───── RECORDS PROVIDED ─────

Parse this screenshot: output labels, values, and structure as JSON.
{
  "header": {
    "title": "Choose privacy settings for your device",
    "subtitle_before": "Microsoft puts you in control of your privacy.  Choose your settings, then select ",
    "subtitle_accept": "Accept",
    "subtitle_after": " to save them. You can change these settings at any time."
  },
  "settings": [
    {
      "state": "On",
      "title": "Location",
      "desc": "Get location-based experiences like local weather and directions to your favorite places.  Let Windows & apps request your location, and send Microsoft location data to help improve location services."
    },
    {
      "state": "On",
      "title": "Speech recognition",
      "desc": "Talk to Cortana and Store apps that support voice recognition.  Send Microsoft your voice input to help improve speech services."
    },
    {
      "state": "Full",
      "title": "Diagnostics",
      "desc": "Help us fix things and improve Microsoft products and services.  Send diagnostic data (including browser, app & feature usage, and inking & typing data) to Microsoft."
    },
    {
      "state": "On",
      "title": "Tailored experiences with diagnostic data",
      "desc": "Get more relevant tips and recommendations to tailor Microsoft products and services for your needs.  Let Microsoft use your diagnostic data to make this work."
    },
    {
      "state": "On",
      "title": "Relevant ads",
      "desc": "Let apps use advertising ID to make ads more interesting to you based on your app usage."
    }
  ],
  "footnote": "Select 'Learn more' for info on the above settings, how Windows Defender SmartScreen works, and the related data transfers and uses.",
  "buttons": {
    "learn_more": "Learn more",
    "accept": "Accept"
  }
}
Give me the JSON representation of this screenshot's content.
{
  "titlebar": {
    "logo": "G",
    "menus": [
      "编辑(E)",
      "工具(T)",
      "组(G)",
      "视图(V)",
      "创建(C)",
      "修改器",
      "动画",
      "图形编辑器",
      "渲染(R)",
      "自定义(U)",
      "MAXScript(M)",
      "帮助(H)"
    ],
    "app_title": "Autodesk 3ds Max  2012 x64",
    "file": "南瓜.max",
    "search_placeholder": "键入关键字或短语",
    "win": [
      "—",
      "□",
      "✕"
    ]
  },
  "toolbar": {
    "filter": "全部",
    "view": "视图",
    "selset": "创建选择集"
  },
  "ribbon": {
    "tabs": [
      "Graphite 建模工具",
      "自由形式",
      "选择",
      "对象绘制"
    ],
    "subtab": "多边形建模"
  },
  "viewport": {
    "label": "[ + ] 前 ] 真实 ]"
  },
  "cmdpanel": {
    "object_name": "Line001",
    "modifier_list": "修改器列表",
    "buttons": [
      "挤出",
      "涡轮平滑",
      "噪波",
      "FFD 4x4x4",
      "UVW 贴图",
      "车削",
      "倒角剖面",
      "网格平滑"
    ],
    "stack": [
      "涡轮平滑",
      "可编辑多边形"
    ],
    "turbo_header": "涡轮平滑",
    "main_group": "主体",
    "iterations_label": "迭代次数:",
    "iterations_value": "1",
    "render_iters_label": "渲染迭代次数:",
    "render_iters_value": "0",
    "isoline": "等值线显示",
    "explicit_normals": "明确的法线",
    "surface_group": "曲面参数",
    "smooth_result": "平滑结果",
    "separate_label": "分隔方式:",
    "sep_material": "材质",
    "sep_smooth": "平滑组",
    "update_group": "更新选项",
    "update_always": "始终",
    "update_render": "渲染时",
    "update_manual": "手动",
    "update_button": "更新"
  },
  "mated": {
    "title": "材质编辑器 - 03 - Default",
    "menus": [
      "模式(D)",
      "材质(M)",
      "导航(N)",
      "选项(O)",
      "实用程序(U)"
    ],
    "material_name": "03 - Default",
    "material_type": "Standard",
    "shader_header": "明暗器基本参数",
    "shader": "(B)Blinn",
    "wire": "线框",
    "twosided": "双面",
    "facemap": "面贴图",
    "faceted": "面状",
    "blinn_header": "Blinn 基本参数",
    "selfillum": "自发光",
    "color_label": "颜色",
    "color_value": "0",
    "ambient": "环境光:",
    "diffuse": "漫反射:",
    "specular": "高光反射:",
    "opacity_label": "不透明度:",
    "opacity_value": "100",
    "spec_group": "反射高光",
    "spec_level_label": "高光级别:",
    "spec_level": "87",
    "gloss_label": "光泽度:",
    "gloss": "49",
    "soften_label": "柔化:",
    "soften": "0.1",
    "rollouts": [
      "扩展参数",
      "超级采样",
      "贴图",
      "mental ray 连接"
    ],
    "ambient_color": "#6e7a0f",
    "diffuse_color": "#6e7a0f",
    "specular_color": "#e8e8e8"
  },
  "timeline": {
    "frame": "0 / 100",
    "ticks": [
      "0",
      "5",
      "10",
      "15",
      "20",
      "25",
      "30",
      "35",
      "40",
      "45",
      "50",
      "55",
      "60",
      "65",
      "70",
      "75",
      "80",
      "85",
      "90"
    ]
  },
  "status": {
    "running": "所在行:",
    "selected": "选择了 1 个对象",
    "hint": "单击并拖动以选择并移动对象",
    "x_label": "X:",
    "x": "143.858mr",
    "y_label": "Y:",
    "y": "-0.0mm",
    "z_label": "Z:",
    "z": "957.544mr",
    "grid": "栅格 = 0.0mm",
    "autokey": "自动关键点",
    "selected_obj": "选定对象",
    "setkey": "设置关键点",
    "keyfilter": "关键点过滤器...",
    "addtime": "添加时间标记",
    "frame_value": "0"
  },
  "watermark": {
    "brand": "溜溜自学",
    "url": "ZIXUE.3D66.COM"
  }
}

─────

- [GIVEN INSTRUCTION]
Retype every record above exactly as written.

- [ANSWER]
Parse this screenshot: output labels, values, and structure as JSON.
{
  "header": {
    "title": "Choose privacy settings for your device",
    "subtitle_before": "Microsoft puts you in control of your privacy.  Choose your settings, then select ",
    "subtitle_accept": "Accept",
    "subtitle_after": " to save them. You can change these settings at any time."
  },
  "settings": [
    {
      "state": "On",
      "title": "Location",
      "desc": "Get location-based experiences like local weather and directions to your favorite places.  Let Windows & apps request your location, and send Microsoft location data to help improve location services."
    },
    {
      "state": "On",
      "title": "Speech recognition",
      "desc": "Talk to Cortana and Store apps that support voice recognition.  Send Microsoft your voice input to help improve speech services."
    },
    {
      "state": "Full",
      "title": "Diagnostics",
      "desc": "Help us fix things and improve Microsoft products and services.  Send diagnostic data (including browser, app & feature usage, and inking & typing data) to Microsoft."
    },
    {
      "state": "On",
      "title": "Tailored experiences with diagnostic data",
      "desc": "Get more relevant tips and recommendations to tailor Microsoft products and services for your needs.  Let Microsoft use your diagnostic data to make this work."
    },
    {
      "state": "On",
      "title": "Relevant ads",
      "desc": "Let apps use advertising ID to make ads more interesting to you based on your app usage."
    }
  ],
  "footnote": "Select 'Learn more' for info on the above settings, how Windows Defender SmartScreen works, and the related data transfers and uses.",
  "buttons": {
    "learn_more": "Learn more",
    "accept": "Accept"
  }
}
Give me the JSON representation of this screenshot's content.
{
  "titlebar": {
    "logo": "G",
    "menus": [
      "编辑(E)",
      "工具(T)",
      "组(G)",
      "视图(V)",
      "创建(C)",
      "修改器",
      "动画",
      "图形编辑器",
      "渲染(R)",
      "自定义(U)",
      "MAXScript(M)",
      "帮助(H)"
    ],
    "app_title": "Autodesk 3ds Max  2012 x64",
    "file": "南瓜.max",
    "search_placeholder": "键入关键字或短语",
    "win": [
      "—",
      "□",
      "✕"
    ]
  },
  "toolbar": {
    "filter": "全部",
    "view": "视图",
    "selset": "创建选择集"
  },
  "ribbon": {
    "tabs": [
      "Graphite 建模工具",
      "自由形式",
      "选择",
      "对象绘制"
    ],
    "subtab": "多边形建模"
  },
  "viewport": {
    "label": "[ + ] 前 ] 真实 ]"
  },
  "cmdpanel": {
    "object_name": "Line001",
    "modifier_list": "修改器列表",
    "buttons": [
      "挤出",
      "涡轮平滑",
      "噪波",
      "FFD 4x4x4",
      "UVW 贴图",
      "车削",
      "倒角剖面",
      "网格平滑"
    ],
    "stack": [
      "涡轮平滑",
      "可编辑多边形"
    ],
    "turbo_header": "涡轮平滑",
    "main_group": "主体",
    "iterations_label": "迭代次数:",
    "iterations_value": "1",
    "render_iters_label": "渲染迭代次数:",
    "render_iters_value": "0",
    "isoline": "等值线显示",
    "explicit_normals": "明确的法线",
    "surface_group": "曲面参数",
    "smooth_result": "平滑结果",
    "separate_label": "分隔方式:",
    "sep_material": "材质",
    "sep_smooth": "平滑组",
    "update_group": "更新选项",
    "update_always": "始终",
    "update_render": "渲染时",
    "update_manual": "手动",
    "update_button": "更新"
  },
  "mated": {
    "title": "材质编辑器 - 03 - Default",
    "menus": [
      "模式(D)",
      "材质(M)",
      "导航(N)",
      "选项(O)",
      "实用程序(U)"
    ],
    "material_name": "03 - Default",
    "material_type": "Standard",
    "shader_header": "明暗器基本参数",
    "shader": "(B)Blinn",
    "wire": "线框",
    "twosided": "双面",
    "facemap": "面贴图",
    "faceted": "面状",
    "blinn_header": "Blinn 基本参数",
    "selfillum": "自发光",
    "color_label": "颜色",
    "color_value": "0",
    "ambient": "环境光:",
    "diffuse": "漫反射:",
    "specular": "高光反射:",
    "opacity_label": "不透明度:",
    "opacity_value": "100",
    "spec_group": "反射高光",
    "spec_level_label": "高光级别:",
    "spec_level": "87",
    "gloss_label": "光泽度:",
    "gloss": "49",
    "soften_label": "柔化:",
    "soften": "0.1",
    "rollouts": [
      "扩展参数",
      "超级采样",
      "贴图",
      "mental ray 连接"
    ],
    "ambient_color": "#6e7a0f",
    "diffuse_color": "#6e7a0f",
    "specular_color": "#e8e8e8"
  },
  "timeline": {
    "frame": "0 / 100",
    "ticks": [
      "0",
      "5",
      "10",
      "15",
      "20",
      "25",
      "30",
      "35",
      "40",
      "45",
      "50",
      "55",
      "60",
      "65",
      "70",
      "75",
      "80",
      "85",
      "90"
    ]
  },
  "status": {
    "running": "所在行:",
    "selected": "选择了 1 个对象",
    "hint": "单击并拖动以选择并移动对象",
    "x_label": "X:",
    "x": "143.858mr",
    "y_label": "Y:",
    "y": "-0.0mm",
    "z_label": "Z:",
    "z": "957.544mr",
    "grid": "栅格 = 0.0mm",
    "autokey": "自动关键点",
    "selected_obj": "选定对象",
    "setkey": "设置关键点",
    "keyfilter": "关键点过滤器...",
    "addtime": "添加时间标记",
    "frame_value": "0"
  },
  "watermark": {
    "brand": "溜溜自学",
    "url": "ZIXUE.3D66.COM"
  }
}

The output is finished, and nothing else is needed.